## [Collected data entries]
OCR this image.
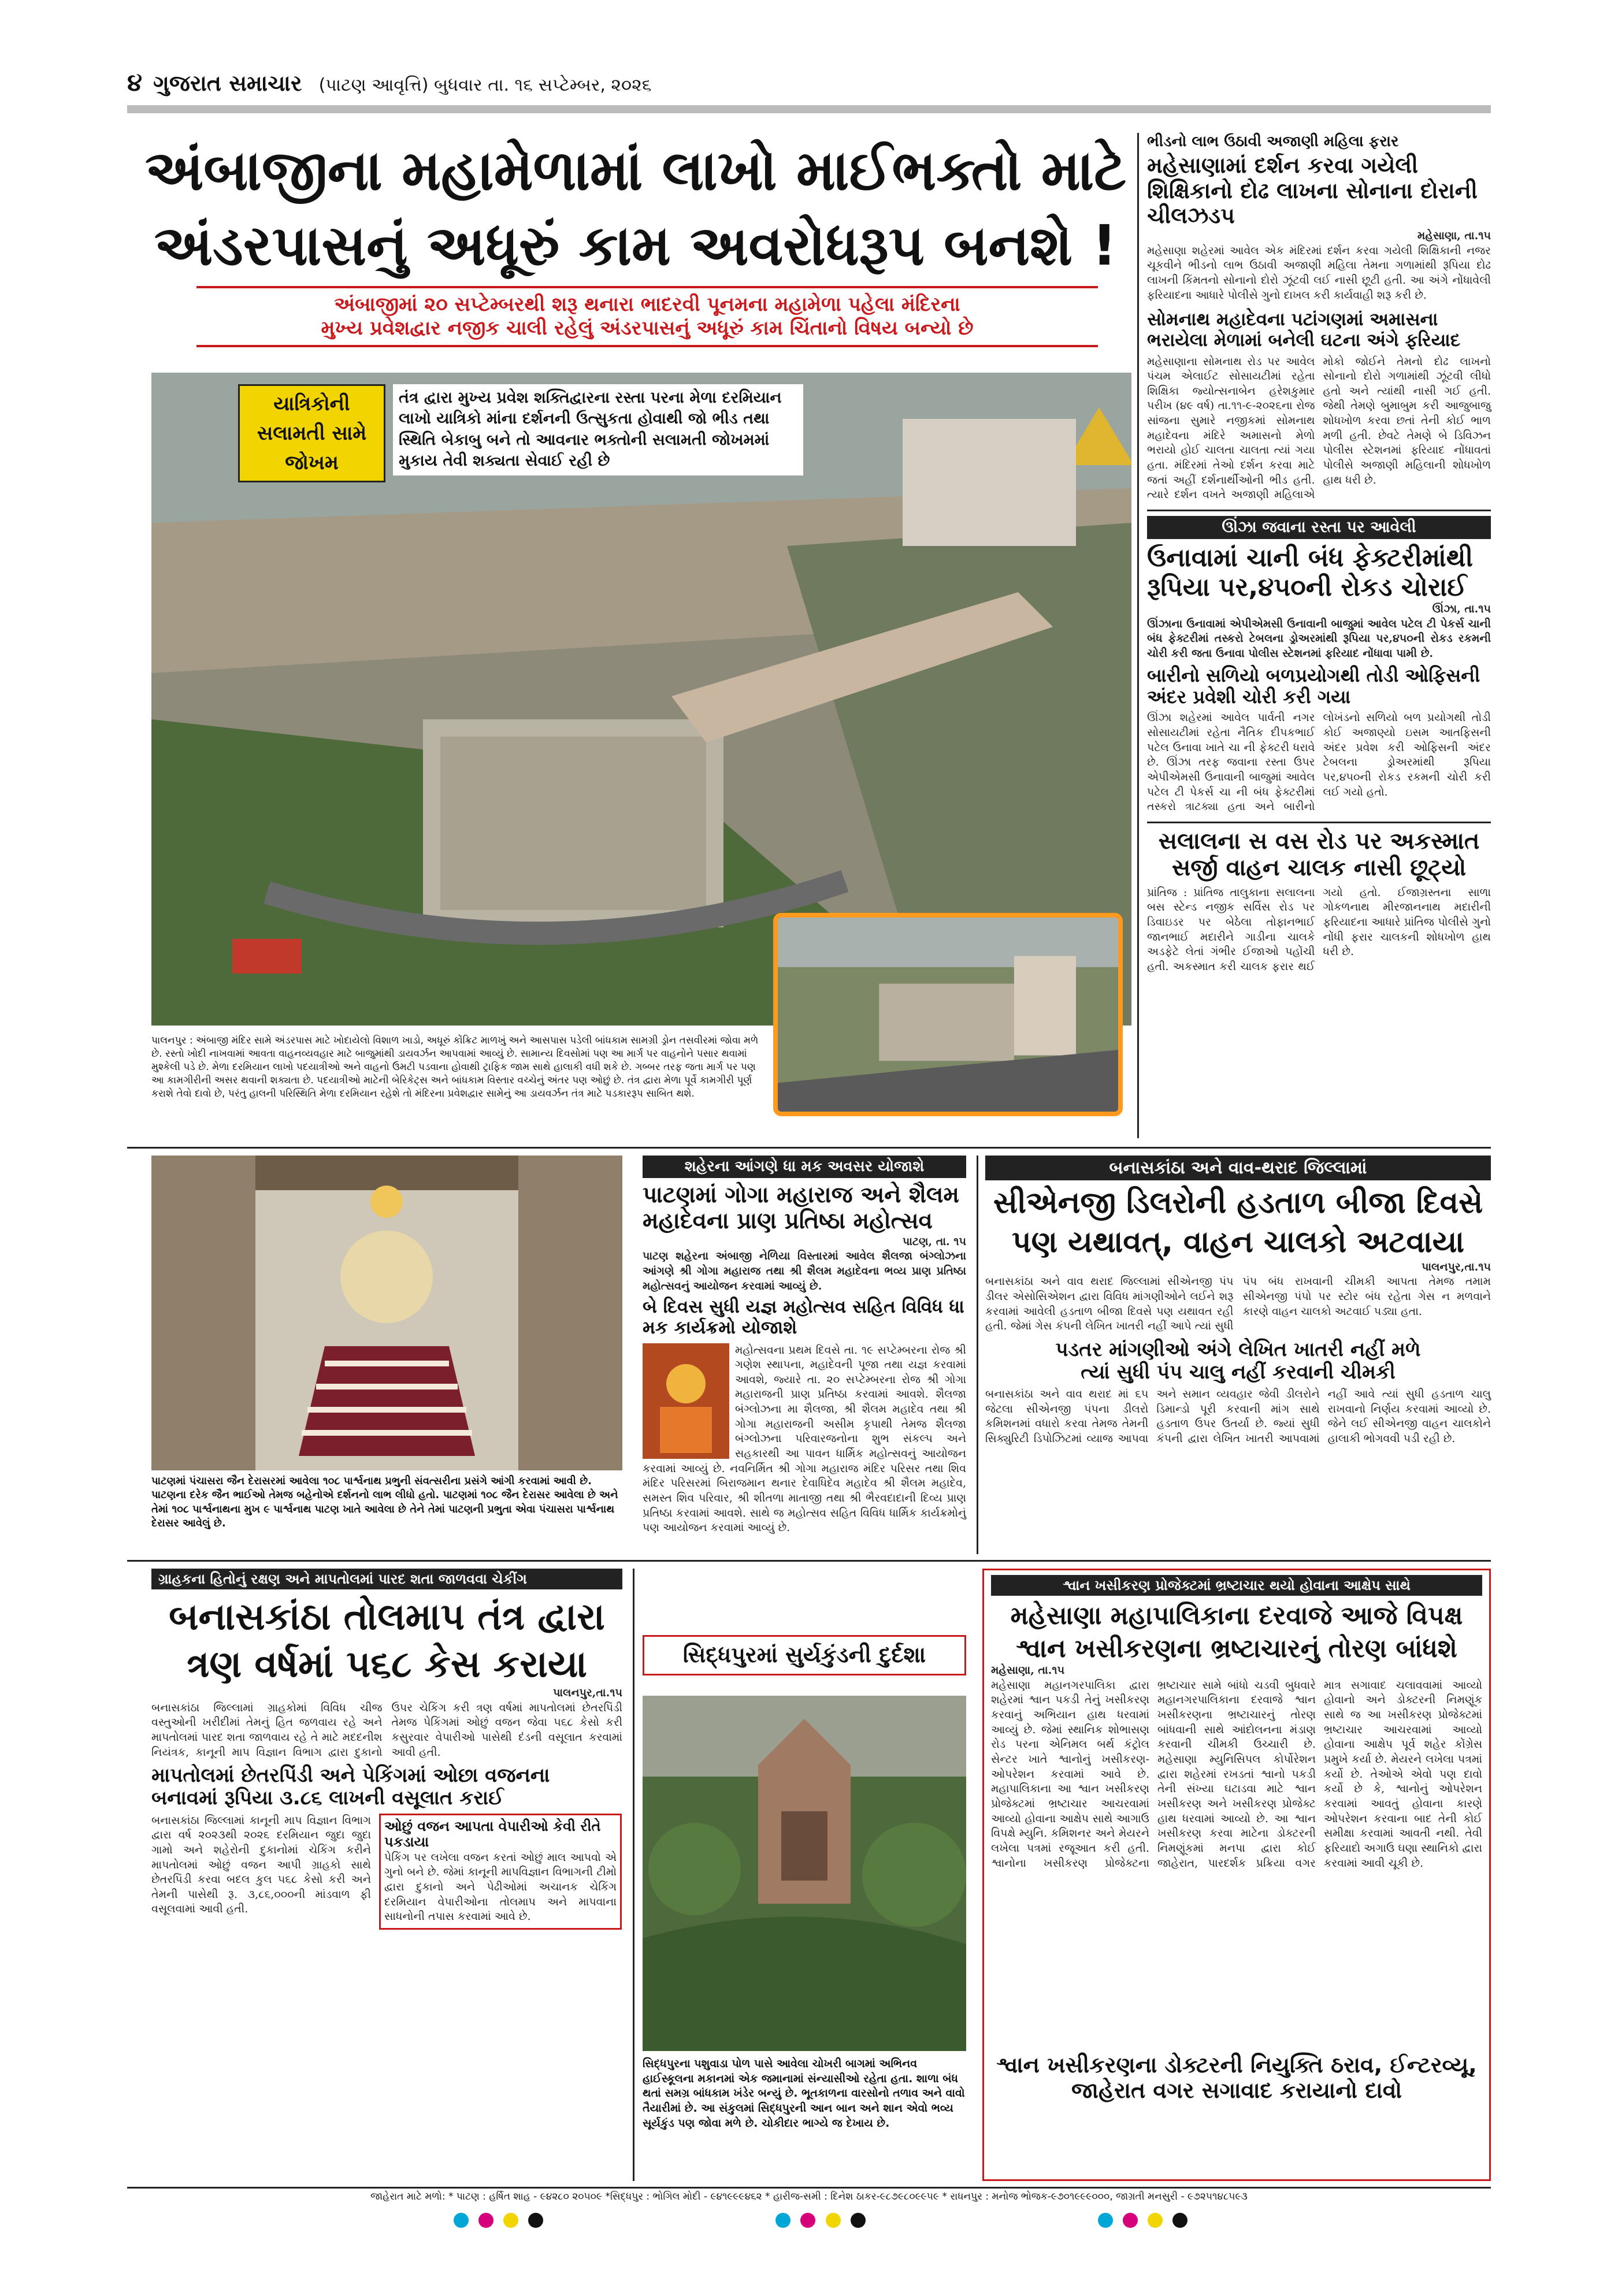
૪ ગુજરાત સમાચાર (પાટણ આવૃત્તિ) બુધવાર તા. ૧૬ સપ્ટેમ્બર, ૨૦૨૬
અંબાજીના મહામેળામાં લાખો માઈભક્તો માટે
અંડરપાસનું અધૂરું કામ અવરોધરૂપ બનશે !
અંબાજીમાં ૨૦ સપ્ટેમ્બરથી શરૂ થનારા ભાદરવી પૂનમના મહામેળા પહેલા મંદિરના
મુખ્ય પ્રવેશદ્વાર નજીક ચાલી રહેલું અંડરપાસનું અધૂરું કામ ચિંતાનો વિષય બન્યો છે
યાત્રિકોની સલામતી સામે જોખમ
તંત્ર દ્વારા મુખ્ય પ્રવેશ શક્તિદ્વારના રસ્તા પરના મેળા દરમિયાન લાખો યાત્રિકો માંના દર્શનની ઉત્સુકતા હોવાથી જો ભીડ તથા સ્થિતિ બેકાબુ બને તો આવનાર ભક્તોની સલામતી જોખમમાં મુકાય તેવી શક્યતા સેવાઈ રહી છે
પાલનપુર : અંબાજી મંદિર સામે અંડરપાસ માટે ખોદાયેલો વિશાળ ખાડો, અધૂરું કોંક્રિટ માળખું અને આસપાસ પડેલી બાંધકામ સામગ્રી ડ્રોન તસવીરમાં જોવા મળે છે. રસ્તો ખોદી નાખવામાં આવતા વાહનવ્યવહાર માટે બાજુમાંથી ડાયવર્ઝન આપવામાં આવ્યું છે. સામાન્ય દિવસોમાં પણ આ માર્ગ પર વાહનોને પસાર થવામાં મુશ્કેલી પડે છે. મેળા દરમિયાન લાખો પદયાત્રીઓ અને વાહનો ઉમટી પડવાના હોવાથી ટ્રાફિક જામ સાથે હાલાકી વધી શકે છે. ગબ્બર તરફ જતા માર્ગ પર પણ આ કામગીરીની અસર થવાની શક્યતા છે. પદયાત્રીઓ માટેની બેરિકેટ્સ અને બાંધકામ વિસ્તાર વચ્ચેનું અંતર પણ ઓછું છે. તંત્ર દ્વારા મેળા પૂર્વે કામગીરી પૂર્ણ કરાશે તેવો દાવો છે, પરંતુ હાલની પરિસ્થિતિ મેળા દરમિયાન રહેશે તો મંદિરના પ્રવેશદ્વાર સામેનું આ ડાયવર્ઝન તંત્ર માટે પડકારરૂપ સાબિત થશે.
ભીડનો લાભ ઉઠાવી અજાણી મહિલા ફરાર
મહેસાણામાં દર્શન કરવા ગયેલી શિક્ષિકાનો દોઢ લાખના સોનાના દોરાની ચીલઝડપ
મહેસાણા, તા.૧૫
મહેસાણા શહેરમાં આવેલ એક મંદિરમાં દર્શન કરવા ગયેલી શિક્ષિકાની નજર ચૂકવીને ભીડનો લાભ ઉઠાવી અજાણી મહિલા તેમના ગળામાંથી રૂપિયા દોઢ લાખની કિંમતનો સોનાનો દોરો ઝૂંટવી લઈ નાસી છૂટી હતી. આ અંગે નોંધાવેલી ફરિયાદના આધારે પોલીસે ગુનો દાખલ કરી કાર્યવાહી શરૂ કરી છે.
સોમનાથ મહાદેવના પટાંગણમાં અમાસના ભરાયેલા મેળામાં બનેલી ઘટના અંગે ફરિયાદ
મહેસાણાના સોમનાથ રોડ પર આવેલ પંચમ એલાઈટ સોસાયટીમાં રહેતા શિક્ષિકા જ્યોત્સનાબેન હરેશકુમાર પરીખ (૪૯ વર્ષ) તા.૧૧-૯-૨૦૨૬ના રોજ સાંજના સુમારે નજીકમાં સોમનાથ મહાદેવના મંદિરે અમાસનો મેળો ભરાયો હોઈ ચાલતા ચાલતા ત્યાં ગયા હતા. મંદિરમાં તેઓ દર્શન કરવા માટે જતાં અહીં દર્શનાર્થીઓની ભીડ હતી. ત્યારે દર્શન વખતે અજાણી મહિલાએ મોકો જોઈને તેમનો દોઢ લાખનો સોનાનો દોરો ગળામાંથી ઝૂંટવી લીધો હતો અને ત્યાંથી નાસી ગઈ હતી. જેથી તેમણે બુમાબુમ કરી આજુબાજુ શોધખોળ કરવા છતાં તેની કોઈ ભાળ મળી હતી. છેવટે તેમણે બે ડિવિઝન પોલીસ સ્ટેશનમાં ફરિયાદ નોંધાવતાં પોલીસે અજાણી મહિલાની શોધખોળ હાથ ધરી છે.
ઊંઝા જવાના રસ્તા પર આવેલી
ઉનાવામાં ચાની બંધ ફેક્ટરીમાંથી રૂપિયા પર,૪૫૦ની રોકડ ચોરાઈ
ઊંઝા, તા.૧૫
ઊંઝાના ઉનાવામાં એપીએમસી ઉનાવાની બાજુમાં આવેલ પટેલ ટી પેકર્સ ચાની બંધ ફેક્ટરીમાં તસ્કરો ટેબલના ડ્રોઅરમાંથી રૂપિયા પર,૪૫૦ની રોકડ રકમની ચોરી કરી જતા ઉનાવા પોલીસ સ્ટેશનમાં ફરિયાદ નોંધાવા પામી છે.
બારીનો સળિયો બળપ્રયોગથી તોડી ઓફિસની અંદર પ્રવેશી ચોરી કરી ગયા
ઊંઝા શહેરમાં આવેલ પાર્વતી નગર સોસાયટીમાં રહેતા નૈતિક દીપકભાઈ પટેલ ઉનાવા ખાતે ચા ની ફેક્ટરી ધરાવે છે. ઊંઝા તરફ જવાના રસ્તા ઉપર એપીએમસી ઉનાવાની બાજુમાં આવેલ પટેલ ટી પેકર્સ ચા ની બંધ ફેક્ટરીમાં તસ્કરો ત્રાટક્યા હતા અને બારીનો લોખંડનો સળિયો બળ પ્રયોગથી તોડી કોઈ અજાણ્યો ઇસમ આતફિસની અંદર પ્રવેશ કરી ઓફિસની અંદર ટેબલના ડ્રોઅરમાંથી રૂપિયા પર,૪૫૦ની રોકડ રકમની ચોરી કરી લઈ ગયો હતો.
સલાલના સ વસ રોડ પર અકસ્માત સર્જી વાહન ચાલક નાસી છૂટ્યો
પ્રાંતિજ : પ્રાંતિજ તાલુકાના સલાલના બસ સ્ટેન્ડ નજીક સર્વિસ રોડ પર ડિવાઇડર પર બેઠેલા તોફાનભાઈ જાનભાઈ મદારીને ગાડીના ચાલકે અડફેટે લેતાં ગંભીર ઈજાઓ પહોંચી હતી. અકસ્માત કરી ચાલક ફરાર થઈ ગયો હતો. ઈજાગ્રસ્તના સાળા ગોકળનાથ મીરજાનનાથ મદારીની ફરિયાદના આધારે પ્રાંતિજ પોલીસે ગુનો નોંધી ફરાર ચાલકની શોધખોળ હાથ ધરી છે.
પાટણમાં પંચાસરા જૈન દેરાસરમાં આવેલા ૧૦૮ પાર્શ્વનાથ પ્રભુની સંવત્સરીના પ્રસંગે આંગી કરવામાં આવી છે. પાટણના દરેક જૈન ભાઈઓ તેમજ બહેનોએ દર્શનનો લાભ લીધો હતો. પાટણમાં ૧૦૮ જૈન દેરાસર આવેલા છે અને તેમાં ૧૦૮ પાર્શ્વનાથના મુખ ૯ પાર્શ્વનાથ પાટણ ખાતે આવેલા છે તેને તેમાં પાટણની પ્રભુતા એવા પંચાસરા પાર્શ્વનાથ દેરાસર આવેલું છે.
શહેરના આંગણે ધા મક અવસર યોજાશે
પાટણમાં ગોગા મહારાજ અને શૈલમ મહાદેવના પ્રાણ પ્રતિષ્ઠા મહોત્સવ
પાટણ, તા. ૧૫
પાટણ શહેરના અંબાજી નેળિયા વિસ્તારમાં આવેલ શૈલજા બંગ્લોઝના આંગણે શ્રી ગોગા મહારાજ તથા શ્રી શૈલમ મહાદેવના ભવ્ય પ્રાણ પ્રતિષ્ઠા મહોત્સવનું આયોજન કરવામાં આવ્યું છે.
બે દિવસ સુધી યજ્ઞ મહોત્સવ સહિત વિવિધ ધા મક કાર્યક્રમો યોજાશે
મહોત્સવના પ્રથમ દિવસે તા. ૧૯ સપ્ટેમ્બરના રોજ શ્રી ગણેશ સ્થાપના, મહાદેવની પૂજા તથા યજ્ઞ કરવામાં આવશે, જ્યારે તા. ૨૦ સપ્ટેમ્બરના રોજ શ્રી ગોગા મહારાજની પ્રાણ પ્રતિષ્ઠા કરવામાં આવશે. શૈલજા બંગ્લોઝના મા શૈલજા, શ્રી શૈલમ મહાદેવ તથા શ્રી ગોગા મહારાજની અસીમ કૃપાથી તેમજ શૈલજા બંગ્લોઝના પરિવારજનોના શુભ સંકલ્પ અને સહકારથી આ પાવન ધાર્મિક મહોત્સવનું આયોજન કરવામાં આવ્યું છે. નવનિર્મિત શ્રી ગોગા મહારાજ મંદિર પરિસર તથા શિવ મંદિર પરિસરમાં બિરાજમાન થનાર દેવાધિદેવ મહાદેવ શ્રી શૈલમ મહાદેવ, સમસ્ત શિવ પરિવાર, શ્રી શીતળા માતાજી તથા શ્રી ભૈરવદાદાની દિવ્ય પ્રાણ પ્રતિષ્ઠા કરવામાં આવશે. સાથે જ મહોત્સવ સહિત વિવિધ ધાર્મિક કાર્યક્રમોનું પણ આયોજન કરવામાં આવ્યું છે.
બનાસકાંઠા અને વાવ-થરાદ જિલ્લામાં
સીએનજી ડિલરોની હડતાળ બીજા દિવસે
પણ યથાવત્, વાહન ચાલકો અટવાયા
પાલનપુર,તા.૧૫
બનાસકાંઠા અને વાવ થરાદ જિલ્લામાં સીએનજી પંપ ડીલર એસોસિએશન દ્વારા વિવિધ માંગણીઓને લઈને શરૂ કરવામાં આવેલી હડતાળ બીજા દિવસે પણ યથાવત રહી હતી. જેમાં ગેસ કંપની લેખિત ખાતરી નહીં આપે ત્યાં સુધી પંપ બંધ રાખવાની ચીમકી આપતા તેમજ તમામ સીએનજી પંપો પર સ્ટોર બંધ રહેતા ગેસ ન મળવાને કારણે વાહન ચાલકો અટવાઈ પડ્યા હતા.
પડતર માંગણીઓ અંગે લેખિત ખાતરી નહીં મળે
ત્યાં સુધી પંપ ચાલુ નહીં કરવાની ચીમકી
બનાસકાંઠા અને વાવ થરાદ માં ૬૫ જેટલા સીએનજી પંપના ડીલરો કમિશનમાં વધારો કરવા તેમજ તેમની સિક્યુરિટી ડિપોઝિટમાં વ્યાજ આપવા અને સમાન વ્યવહાર જેવી ડીલરોને ડિમાન્ડો પૂરી કરવાની માંગ સાથે હડતાળ ઉપર ઉતર્યા છે. જ્યાં સુધી કંપની દ્વારા લેખિત ખાતરી આપવામાં નહીં આવે ત્યાં સુધી હડતાળ ચાલુ રાખવાનો નિર્ણય કરવામાં આવ્યો છે. જેને લઈ સીએનજી વાહન ચાલકોને હાલાકી ભોગવવી પડી રહી છે.
ગ્રાહકના હિતોનું રક્ષણ અને માપતોલમાં પારદ શતા જાળવવા ચેકીંગ
બનાસકાંઠા તોલમાપ તંત્ર દ્વારા
ત્રણ વર્ષમાં ૫૬૮ કેસ કરાયા
પાલનપુર,તા.૧૫
બનાસકાંઠા જિલ્લામાં ગ્રાહકોમાં વિવિધ ચીજ વસ્તુઓની ખરીદીમાં તેમનું હિત જળવાય રહે અને માપતોલમાં પારદ શતા જાળવાય રહે તે માટે મદદનીશ નિયંત્રક, કાનૂની માપ વિજ્ઞાન વિભાગ દ્વારા દુકાનો ઉપર ચેકિંગ કરી ત્રણ વર્ષમાં માપતોલમાં છેતરપિંડી તેમજ પેકિંગમાં ઓછું વજન જેવા ૫૬૮ કેસો કરી કસુરવાર વેપારીઓ પાસેથી દંડની વસૂલાત કરવામાં આવી હતી.
માપતોલમાં છેતરપિંડી અને પેકિંગમાં ઓછા વજનના
બનાવમાં રૂપિયા ૩.૮૬ લાખની વસૂલાત કરાઈ
બનાસકાંઠા જિલ્લામાં કાનૂની માપ વિજ્ઞાન વિભાગ દ્વારા વર્ષ ૨૦૨૩થી ૨૦૨૬ દરમિયાન જુદા જુદા ગામો અને શહેરોની દુકાનોમાં ચેકિંગ કરીને માપતોલમાં ઓછું વજન આપી ગ્રાહકો સાથે છેતરપિંડી કરવા બદલ કુલ ૫૬૮ કેસો કરી અને તેમની પાસેથી રૂ. ૩,૮૬,૦૦૦ની માંડવાળ ફી વસૂલવામાં આવી હતી.
ઓછું વજન આપતા વેપારીઓ કેવી રીતે પકડાયા
પેકિંગ પર લખેલા વજન કરતાં ઓછું માલ આપવો એ ગુનો બને છે. જેમાં કાનૂની માપવિજ્ઞાન વિભાગની ટીમો દ્વારા દુકાનો અને પેઢીઓમાં અચાનક ચેકિંગ દરમિયાન વેપારીઓના તોલમાપ અને માપવાના સાધનોની તપાસ કરવામાં આવે છે.
સિદ્ધપુરમાં સુર્યકુંડની દુર્દશા
સિદ્ધપુરના પશુવાડા પોળ પાસે આવેલા ચોખરી બાગમાં અભિનવ હાઈસ્કૂલના મકાનમાં એક જમાનામાં સંન્યાસીઓ રહેતા હતા. શાળા બંધ થતાં સમગ્ર બાંધકામ ખંડેર બન્યું છે. ભૂતકાળના વારસોનો તળાવ અને વાવો તૈયારીમાં છે. આ સંકુલમાં સિદ્ધપુરની આન બાન અને શાન એવો ભવ્ય સૂર્યકુંડ પણ જોવા મળે છે. ચોકીદાર ભાગ્યે જ દેખાય છે.
શ્વાન ખસીકરણ પ્રોજેક્ટમાં ભ્રષ્ટાચાર થયો હોવાના આક્ષેપ સાથે
મહેસાણા મહાપાલિકાના દરવાજે આજે વિપક્ષ
શ્વાન ખસીકરણના ભ્રષ્ટાચારનું તોરણ બાંધશે
મહેસાણા, તા.૧૫
મહેસાણા મહાનગરપાલિકા દ્વારા શહેરમાં શ્વાન પકડી તેનું ખસીકરણ કરવાનું અભિયાન હાથ ધરવામાં આવ્યું છે. જેમાં સ્થાનિક શોભાસણ રોડ પરના એનિમલ બર્થ કંટ્રોલ સેન્ટર ખાતે શ્વાનોનું ખસીકરણ-ઓપરેશન કરવામાં આવે છે. મહાપાલિકાના આ શ્વાન ખસીકરણ પ્રોજેક્ટમાં ભ્રષ્ટાચાર આચરવામાં આવ્યો હોવાના આક્ષેપ સાથે આગાઉ વિપક્ષે મ્યુનિ. કમિશનર અને મેયરને લખેલા પત્રમાં રજૂઆત કરી હતી. શ્વાનોના ખસીકરણ પ્રોજેક્ટના ભ્રષ્ટાચાર સામે બાંધો ચડવી બુધવારે મહાનગરપાલિકાના દરવાજે શ્વાન ખસીકરણના ભ્રષ્ટાચારનું તોરણ બાંધવાની સાથે આંદોલનના મંડાણ કરવાની ચીમકી ઉચ્ચારી છે. મહેસાણા મ્યુનિસિપલ કોર્પોરેશન દ્વારા શહેરમાં રખડતાં શ્વાનો પકડી તેની સંખ્યા ઘટાડવા માટે શ્વાન ખસીકરણ અને ખસીકરણ પ્રોજેક્ટ હાથ ધરવામાં આવ્યો છે. આ શ્વાન ખસીકરણ કરવા માટેના ડોક્ટરની નિમણૂંકમાં મનપા દ્વારા કોઈ જાહેરાત, પારદર્શક પ્રક્રિયા વગર માત્ર સગાવાદ ચલાવવામાં આવ્યો હોવાનો અને ડોક્ટરની નિમણૂંક સાથે જ આ ખસીકરણ પ્રોજેક્ટમાં ભ્રષ્ટાચાર આચરવામાં આવ્યો હોવાના આક્ષેપ પૂર્વ શહેર કોંગ્રેસ પ્રમુખે કર્યા છે. મેયરને લખેલા પત્રમાં કર્યો છે. તેઓએ એવો પણ દાવો કર્યો છે કે, શ્વાનોનું ઓપરેશન કરવામાં આવતું હોવાના કારણે ઓપરેશન કરવાના બાદ તેની કોઈ સમીક્ષા કરવામાં આવતી નથી. તેવી ફરિયાદો અગાઉ ઘણા સ્થાનિકો દ્વારા કરવામાં આવી ચૂકી છે.
શ્વાન ખસીકરણના ડોક્ટરની નિયુક્તિ ઠરાવ, ઈન્ટરવ્યૂ, જાહેરાત વગર સગાવાદ કરાયાનો દાવો
જાહેરાત માટે મળો: * પાટણ : હર્ષિત શાહ - ૯૪૨૮૦ ૨૦૫૦૯ *સિદ્ધપુર : ભોગિલ મોદી - ૯૪૧૯૯૯૪૬૨ * હારીજ-સમી : દિનેશ ઠાકર-૯૮૭૯૮૦૯૯૫૯ * રાધનપુર : મનોજ ભોજક-૯૭૦૧૯૯૯૦૦૦, જાગ્રતી મનસુરી - ૯૭૨૫૧૪૮૫૯૩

## [Directions for this task]
Tally up how many lines in the preceding listing contain the word "રકમન". Give nothing but the number.

## [Response to the task]
2